======== Quoted passage ========

Pan Mei-chen (; born 30 June 1969) is a Taiwanese singer-songwriter.

Music career
Born on 30 June 1969 in Taiwan. Her recording career started in 1987, and she has produced many albums over the years. Her talents range from songwriting to playing various instruments to performing. She has also appeared in many music videos. She is popular not only in her native country but in mainland China, Hong Kong, and Chinese communities in Singapore, Malaysia, and other parts of Southeast Asia.

Other activities
After the 921 earthquake in Taiwan in 1999, Pan recorded the hit song "I Want a Home" (我想有個家) to raise awareness for victims of the disaster.

In 2002, Pan opened a musical academy in Taichung. The academy teaches music not only as an art but as a platform for a career in entertainment.

Though her career has waned since the late 1990s, she released albums in 2003 and 2006.

======== Stored rows ========

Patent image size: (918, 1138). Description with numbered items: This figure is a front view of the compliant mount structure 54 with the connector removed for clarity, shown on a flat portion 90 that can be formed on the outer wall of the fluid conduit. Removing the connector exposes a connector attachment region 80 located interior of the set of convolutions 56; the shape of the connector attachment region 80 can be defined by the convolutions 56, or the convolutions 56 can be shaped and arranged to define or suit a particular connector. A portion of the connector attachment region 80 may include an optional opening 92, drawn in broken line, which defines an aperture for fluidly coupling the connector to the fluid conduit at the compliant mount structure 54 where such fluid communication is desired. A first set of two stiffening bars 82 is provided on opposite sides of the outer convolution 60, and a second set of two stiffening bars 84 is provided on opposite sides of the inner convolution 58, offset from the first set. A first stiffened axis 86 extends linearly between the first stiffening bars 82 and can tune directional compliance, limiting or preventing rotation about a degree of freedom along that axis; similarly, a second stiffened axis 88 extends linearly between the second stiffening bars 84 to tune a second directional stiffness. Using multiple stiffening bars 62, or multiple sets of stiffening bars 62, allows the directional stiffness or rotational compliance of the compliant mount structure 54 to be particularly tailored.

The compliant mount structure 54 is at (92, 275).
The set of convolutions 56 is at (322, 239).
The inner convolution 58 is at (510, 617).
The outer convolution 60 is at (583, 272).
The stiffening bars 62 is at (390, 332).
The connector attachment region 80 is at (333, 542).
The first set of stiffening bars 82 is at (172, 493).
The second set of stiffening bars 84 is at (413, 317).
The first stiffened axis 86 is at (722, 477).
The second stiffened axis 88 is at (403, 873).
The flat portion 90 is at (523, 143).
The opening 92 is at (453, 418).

========

= Parts of the exercise =
1. List every distinct four-digit year that appears in the Pan Mei-chen biography.
2. Transcribe the lines of the listing from its start through the line containing "The compliant mount structure 54 is", inclusive.
The listing has no connection to the Pan Mei-chen biography.

= Answers to each task =
1. 1969, 1987, 1999, 2002, 2003, 2006

2.
Patent image size: (918, 1138). Description with numbered items: This figure is a front view of the compliant mount structure 54 with the connector removed for clarity, shown on a flat portion 90 that can be formed on the outer wall of the fluid conduit. Removing the connector exposes a connector attachment region 80 located interior of the set of convolutions 56; the shape of the connector attachment region 80 can be defined by the convolutions 56, or the convolutions 56 can be shaped and arranged to define or suit a particular connector. A portion of the connector attachment region 80 may include an optional opening 92, drawn in broken line, which defines an aperture for fluidly coupling the connector to the fluid conduit at the compliant mount structure 54 where such fluid communication is desired. A first set of two stiffening bars 82 is provided on opposite sides of the outer convolution 60, and a second set of two stiffening bars 84 is provided on opposite sides of the inner convolution 58, offset from the first set. A first stiffened axis 86 extends linearly between the first stiffening bars 82 and can tune directional compliance, limiting or preventing rotation about a degree of freedom along that axis; similarly, a second stiffened axis 88 extends linearly between the second stiffening bars 84 to tune a second directional stiffness. Using multiple stiffening bars 62, or multiple sets of stiffening bars 62, allows the directional stiffness or rotational compliance of the compliant mount structure 54 to be particularly tailored.

The compliant mount structure 54 is at (92, 275).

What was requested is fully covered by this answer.